▸ **WHAT YOU ARE ASKED TO DO**: Reproduce every entry below precisely. Pictures are excluded from the copy.

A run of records
====

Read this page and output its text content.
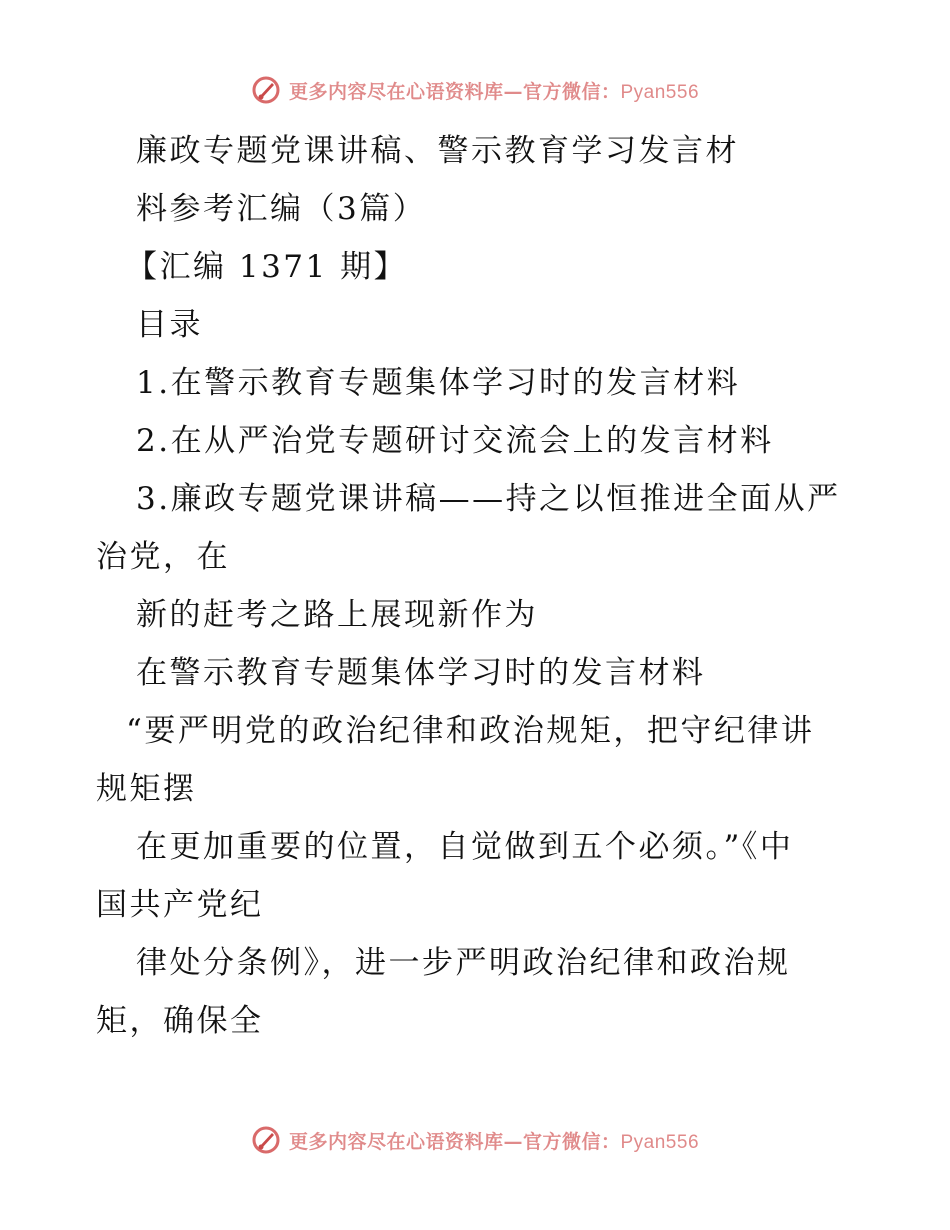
更多内容尽在心语资料库—官方微信：Pyan556
廉政专题党课讲稿、警示教育学习发言材
料参考汇编（3篇）
【汇编 1371 期】
目录
1.在警示教育专题集体学习时的发言材料
2.在从严治党专题研讨交流会上的发言材料
3.廉政专题党课讲稿——持之以恒推进全面从严
治党，在
新的赶考之路上展现新作为
在警示教育专题集体学习时的发言材料
“要严明党的政治纪律和政治规矩，把守纪律讲
规矩摆
在更加重要的位置，自觉做到五个必须。”《中
国共产党纪
律处分条例》，进一步严明政治纪律和政治规
矩，确保全
更多内容尽在心语资料库—官方微信：Pyan556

====

▸ **FULL SOLUTION**:
Read this page and output its text content.
更多内容尽在心语资料库—官方微信：Pyan556
廉政专题党课讲稿、警示教育学习发言材
料参考汇编（3篇）
【汇编 1371 期】
目录
1.在警示教育专题集体学习时的发言材料
2.在从严治党专题研讨交流会上的发言材料
3.廉政专题党课讲稿——持之以恒推进全面从严
治党，在
新的赶考之路上展现新作为
在警示教育专题集体学习时的发言材料
“要严明党的政治纪律和政治规矩，把守纪律讲
规矩摆
在更加重要的位置，自觉做到五个必须。”《中
国共产党纪
律处分条例》，进一步严明政治纪律和政治规
矩，确保全
更多内容尽在心语资料库—官方微信：Pyan556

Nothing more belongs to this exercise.